Task to complete: Scan the lines below; pull out those with "earner".

Provided information:
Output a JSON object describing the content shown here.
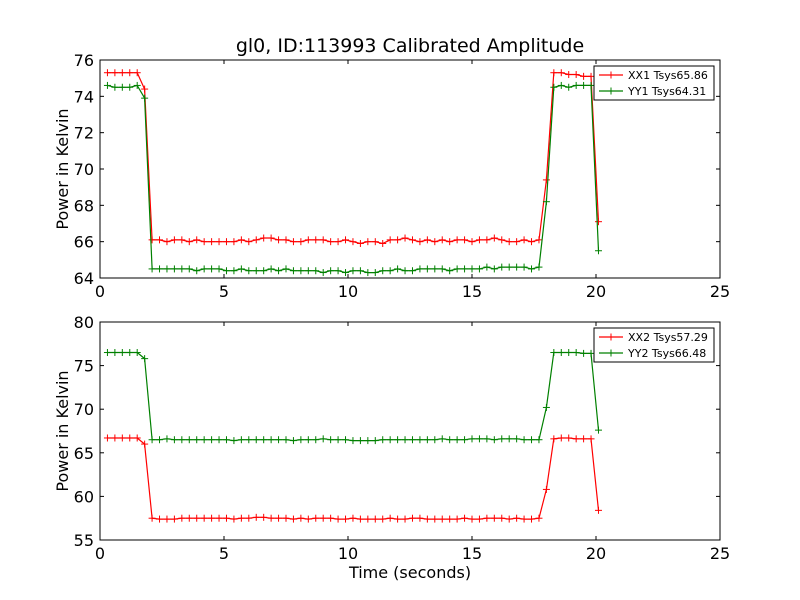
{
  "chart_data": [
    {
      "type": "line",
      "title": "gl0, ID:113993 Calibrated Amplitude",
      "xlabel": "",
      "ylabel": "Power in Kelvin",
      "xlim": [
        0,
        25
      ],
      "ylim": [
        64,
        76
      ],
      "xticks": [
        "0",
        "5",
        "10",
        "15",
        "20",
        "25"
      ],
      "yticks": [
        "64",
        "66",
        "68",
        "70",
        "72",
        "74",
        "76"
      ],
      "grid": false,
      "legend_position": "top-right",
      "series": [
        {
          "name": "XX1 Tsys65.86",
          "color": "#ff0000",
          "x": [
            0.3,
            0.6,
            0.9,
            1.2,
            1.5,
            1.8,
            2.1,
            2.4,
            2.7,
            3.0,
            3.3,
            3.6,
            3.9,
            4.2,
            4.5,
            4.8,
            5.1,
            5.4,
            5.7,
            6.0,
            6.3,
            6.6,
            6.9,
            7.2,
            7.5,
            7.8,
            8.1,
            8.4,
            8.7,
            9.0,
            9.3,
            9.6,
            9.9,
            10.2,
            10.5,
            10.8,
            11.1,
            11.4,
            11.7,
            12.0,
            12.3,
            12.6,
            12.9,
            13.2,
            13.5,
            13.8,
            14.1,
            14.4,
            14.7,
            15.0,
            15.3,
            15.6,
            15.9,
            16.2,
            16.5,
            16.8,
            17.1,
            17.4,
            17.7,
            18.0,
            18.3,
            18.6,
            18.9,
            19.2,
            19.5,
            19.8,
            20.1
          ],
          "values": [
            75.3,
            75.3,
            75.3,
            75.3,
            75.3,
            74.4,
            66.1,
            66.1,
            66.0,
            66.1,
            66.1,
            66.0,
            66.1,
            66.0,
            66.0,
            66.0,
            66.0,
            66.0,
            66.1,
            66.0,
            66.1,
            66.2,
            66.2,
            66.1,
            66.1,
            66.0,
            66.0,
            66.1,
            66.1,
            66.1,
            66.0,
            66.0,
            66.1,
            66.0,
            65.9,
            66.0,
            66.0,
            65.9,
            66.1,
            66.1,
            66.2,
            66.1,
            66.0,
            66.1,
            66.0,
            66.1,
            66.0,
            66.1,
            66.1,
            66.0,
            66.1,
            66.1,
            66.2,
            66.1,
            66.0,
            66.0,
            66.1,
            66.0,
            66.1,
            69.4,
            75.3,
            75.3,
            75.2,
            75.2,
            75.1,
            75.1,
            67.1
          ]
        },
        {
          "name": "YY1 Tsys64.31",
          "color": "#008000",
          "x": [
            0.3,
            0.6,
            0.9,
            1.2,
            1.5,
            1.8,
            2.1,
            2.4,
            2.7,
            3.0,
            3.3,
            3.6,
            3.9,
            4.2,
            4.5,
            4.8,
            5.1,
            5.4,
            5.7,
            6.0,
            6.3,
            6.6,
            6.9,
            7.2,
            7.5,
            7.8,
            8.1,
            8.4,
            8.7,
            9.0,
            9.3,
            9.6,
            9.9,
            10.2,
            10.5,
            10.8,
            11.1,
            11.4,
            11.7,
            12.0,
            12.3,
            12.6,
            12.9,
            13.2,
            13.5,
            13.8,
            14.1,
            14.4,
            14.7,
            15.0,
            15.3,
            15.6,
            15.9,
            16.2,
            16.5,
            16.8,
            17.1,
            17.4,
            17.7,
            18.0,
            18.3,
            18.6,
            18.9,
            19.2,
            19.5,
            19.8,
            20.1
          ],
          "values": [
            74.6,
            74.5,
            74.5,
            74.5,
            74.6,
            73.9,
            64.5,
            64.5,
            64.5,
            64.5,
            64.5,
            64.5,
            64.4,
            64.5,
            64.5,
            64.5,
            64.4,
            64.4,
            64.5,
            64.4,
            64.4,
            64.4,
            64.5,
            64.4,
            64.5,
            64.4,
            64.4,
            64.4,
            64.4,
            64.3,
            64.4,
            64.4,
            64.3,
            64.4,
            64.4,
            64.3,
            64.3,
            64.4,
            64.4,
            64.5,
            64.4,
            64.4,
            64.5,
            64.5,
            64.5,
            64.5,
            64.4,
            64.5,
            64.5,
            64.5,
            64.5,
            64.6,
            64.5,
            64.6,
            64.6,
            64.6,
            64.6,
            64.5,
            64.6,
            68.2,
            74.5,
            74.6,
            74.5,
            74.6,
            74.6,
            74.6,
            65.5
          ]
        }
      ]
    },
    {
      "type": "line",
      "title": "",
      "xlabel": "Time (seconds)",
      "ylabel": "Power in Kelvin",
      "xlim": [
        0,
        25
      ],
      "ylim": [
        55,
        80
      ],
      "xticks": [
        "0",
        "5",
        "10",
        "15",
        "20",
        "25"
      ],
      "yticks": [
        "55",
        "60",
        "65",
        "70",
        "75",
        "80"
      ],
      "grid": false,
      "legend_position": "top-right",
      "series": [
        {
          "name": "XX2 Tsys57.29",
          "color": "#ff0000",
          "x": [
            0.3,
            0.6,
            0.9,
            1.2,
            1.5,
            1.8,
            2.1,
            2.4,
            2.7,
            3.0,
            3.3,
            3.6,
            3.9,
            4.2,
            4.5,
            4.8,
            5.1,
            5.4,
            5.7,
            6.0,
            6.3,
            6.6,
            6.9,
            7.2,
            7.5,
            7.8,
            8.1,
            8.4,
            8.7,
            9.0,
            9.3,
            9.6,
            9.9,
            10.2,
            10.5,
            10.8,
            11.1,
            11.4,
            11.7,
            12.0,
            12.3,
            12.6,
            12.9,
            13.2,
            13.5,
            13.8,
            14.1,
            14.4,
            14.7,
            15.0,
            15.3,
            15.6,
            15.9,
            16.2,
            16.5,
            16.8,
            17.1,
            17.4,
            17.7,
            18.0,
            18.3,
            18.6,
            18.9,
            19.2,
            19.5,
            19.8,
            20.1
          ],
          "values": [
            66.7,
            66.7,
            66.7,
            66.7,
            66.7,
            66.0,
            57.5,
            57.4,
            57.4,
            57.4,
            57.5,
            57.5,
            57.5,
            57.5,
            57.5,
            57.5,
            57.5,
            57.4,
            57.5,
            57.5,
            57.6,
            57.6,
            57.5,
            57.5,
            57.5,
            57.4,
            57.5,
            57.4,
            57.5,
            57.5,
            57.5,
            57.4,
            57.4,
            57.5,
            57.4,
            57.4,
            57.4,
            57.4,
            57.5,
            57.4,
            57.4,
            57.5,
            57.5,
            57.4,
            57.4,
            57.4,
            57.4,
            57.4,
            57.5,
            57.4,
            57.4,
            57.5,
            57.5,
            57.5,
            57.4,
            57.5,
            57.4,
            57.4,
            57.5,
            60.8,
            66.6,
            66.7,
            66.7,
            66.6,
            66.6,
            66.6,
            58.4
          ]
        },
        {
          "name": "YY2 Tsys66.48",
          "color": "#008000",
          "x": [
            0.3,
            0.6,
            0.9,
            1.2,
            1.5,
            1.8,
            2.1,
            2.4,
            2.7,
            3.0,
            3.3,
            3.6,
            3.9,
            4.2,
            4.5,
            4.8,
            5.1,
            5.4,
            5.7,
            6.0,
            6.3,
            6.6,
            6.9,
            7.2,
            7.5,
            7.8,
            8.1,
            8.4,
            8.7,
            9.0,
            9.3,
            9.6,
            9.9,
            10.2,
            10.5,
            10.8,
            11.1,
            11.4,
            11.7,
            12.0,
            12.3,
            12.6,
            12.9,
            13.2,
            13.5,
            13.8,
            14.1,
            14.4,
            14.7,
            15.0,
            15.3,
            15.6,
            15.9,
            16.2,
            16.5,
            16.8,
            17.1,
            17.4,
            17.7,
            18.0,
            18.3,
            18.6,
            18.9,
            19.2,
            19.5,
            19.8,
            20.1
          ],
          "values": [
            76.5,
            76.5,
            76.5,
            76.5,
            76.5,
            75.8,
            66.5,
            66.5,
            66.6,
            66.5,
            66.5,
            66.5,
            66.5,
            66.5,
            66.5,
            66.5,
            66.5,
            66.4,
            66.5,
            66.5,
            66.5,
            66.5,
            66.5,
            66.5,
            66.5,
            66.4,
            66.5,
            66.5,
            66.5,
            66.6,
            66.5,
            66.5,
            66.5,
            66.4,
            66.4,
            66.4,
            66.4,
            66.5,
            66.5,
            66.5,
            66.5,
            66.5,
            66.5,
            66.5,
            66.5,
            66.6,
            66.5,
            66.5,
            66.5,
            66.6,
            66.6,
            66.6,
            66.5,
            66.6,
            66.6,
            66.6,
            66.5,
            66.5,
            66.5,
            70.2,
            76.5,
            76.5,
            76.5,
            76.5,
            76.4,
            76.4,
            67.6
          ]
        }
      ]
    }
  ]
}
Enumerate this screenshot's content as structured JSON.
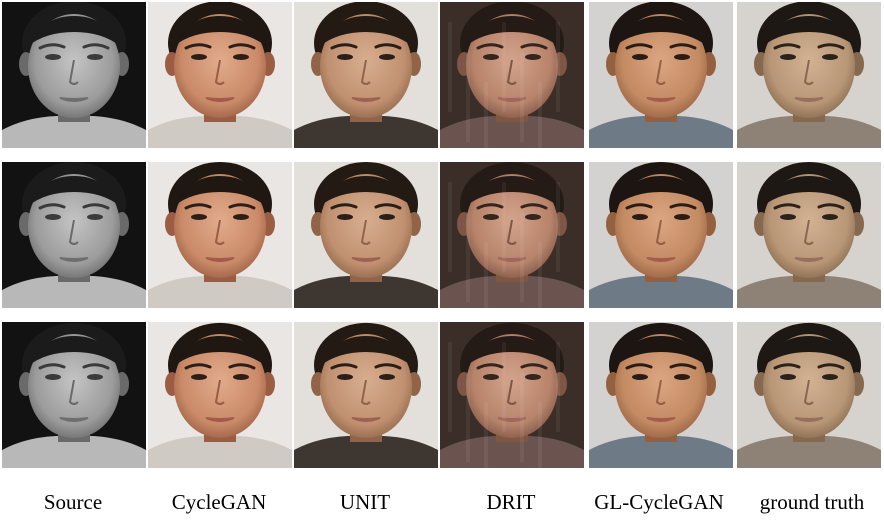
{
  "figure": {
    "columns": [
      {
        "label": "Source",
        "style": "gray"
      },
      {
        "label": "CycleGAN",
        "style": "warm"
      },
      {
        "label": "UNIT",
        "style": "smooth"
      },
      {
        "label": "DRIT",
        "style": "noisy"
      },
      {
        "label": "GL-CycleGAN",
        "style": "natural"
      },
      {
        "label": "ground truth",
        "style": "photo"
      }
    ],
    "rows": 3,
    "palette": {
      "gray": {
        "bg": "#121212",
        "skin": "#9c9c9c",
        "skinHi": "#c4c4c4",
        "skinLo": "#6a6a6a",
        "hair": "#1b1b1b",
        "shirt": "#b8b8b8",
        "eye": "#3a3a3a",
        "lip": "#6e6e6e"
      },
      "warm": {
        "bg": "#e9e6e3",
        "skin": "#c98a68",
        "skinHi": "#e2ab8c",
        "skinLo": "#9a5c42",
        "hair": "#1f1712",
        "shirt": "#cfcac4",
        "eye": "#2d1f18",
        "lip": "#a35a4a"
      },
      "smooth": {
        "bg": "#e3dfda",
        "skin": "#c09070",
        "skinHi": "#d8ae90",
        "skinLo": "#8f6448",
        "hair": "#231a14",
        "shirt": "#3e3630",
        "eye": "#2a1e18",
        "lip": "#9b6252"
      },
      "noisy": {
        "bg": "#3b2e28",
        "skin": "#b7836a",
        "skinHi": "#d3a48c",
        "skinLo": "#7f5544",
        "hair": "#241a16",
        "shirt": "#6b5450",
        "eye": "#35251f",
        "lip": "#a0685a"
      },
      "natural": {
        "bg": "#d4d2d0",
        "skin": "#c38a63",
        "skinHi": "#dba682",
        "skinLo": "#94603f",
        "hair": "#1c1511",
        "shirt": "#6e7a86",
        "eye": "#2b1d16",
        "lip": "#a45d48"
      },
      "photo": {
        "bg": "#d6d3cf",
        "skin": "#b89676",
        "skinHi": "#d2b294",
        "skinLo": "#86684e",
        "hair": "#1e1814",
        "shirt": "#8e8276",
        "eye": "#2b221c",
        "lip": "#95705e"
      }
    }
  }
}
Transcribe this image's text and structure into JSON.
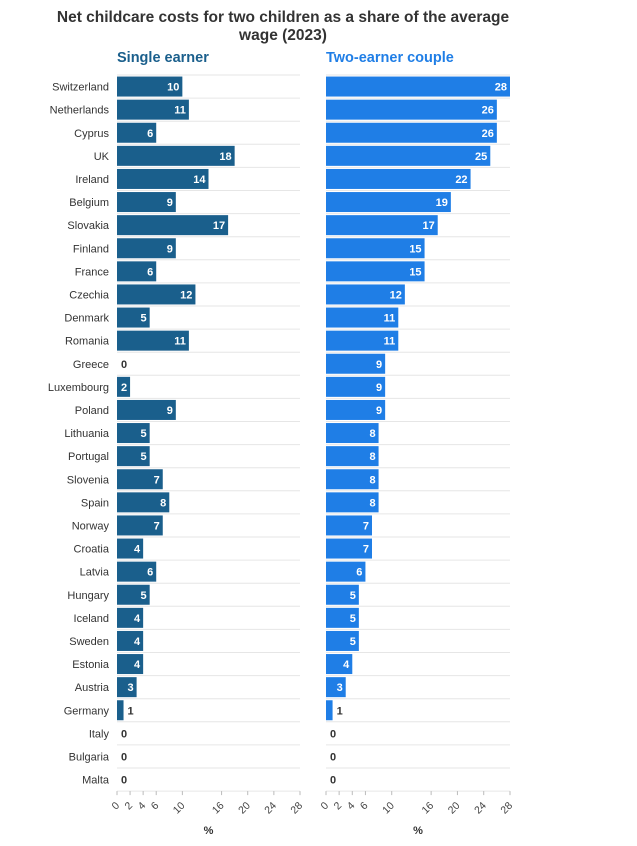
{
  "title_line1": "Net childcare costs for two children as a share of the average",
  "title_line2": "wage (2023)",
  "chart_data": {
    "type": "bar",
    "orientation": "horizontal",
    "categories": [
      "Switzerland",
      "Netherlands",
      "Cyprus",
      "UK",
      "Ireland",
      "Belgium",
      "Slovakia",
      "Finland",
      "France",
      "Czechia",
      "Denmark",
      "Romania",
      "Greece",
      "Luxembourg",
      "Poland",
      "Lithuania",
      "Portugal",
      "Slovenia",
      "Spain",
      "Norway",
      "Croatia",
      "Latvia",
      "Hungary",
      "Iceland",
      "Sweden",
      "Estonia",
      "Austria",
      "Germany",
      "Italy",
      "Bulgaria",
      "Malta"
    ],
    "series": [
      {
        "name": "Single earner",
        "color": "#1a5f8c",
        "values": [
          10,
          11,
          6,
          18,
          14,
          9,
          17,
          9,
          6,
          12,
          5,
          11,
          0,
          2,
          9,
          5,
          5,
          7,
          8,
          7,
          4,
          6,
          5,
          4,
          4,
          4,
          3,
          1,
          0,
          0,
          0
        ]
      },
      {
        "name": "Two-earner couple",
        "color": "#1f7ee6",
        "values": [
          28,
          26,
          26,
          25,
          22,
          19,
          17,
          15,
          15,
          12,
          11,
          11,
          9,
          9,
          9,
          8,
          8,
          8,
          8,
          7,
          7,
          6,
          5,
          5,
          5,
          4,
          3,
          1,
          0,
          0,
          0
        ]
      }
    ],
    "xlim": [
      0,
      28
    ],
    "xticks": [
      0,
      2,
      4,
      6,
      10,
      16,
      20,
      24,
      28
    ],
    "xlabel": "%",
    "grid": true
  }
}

Solution to this task:
        "name": "Single earner",
        "name": "Two-earner couple",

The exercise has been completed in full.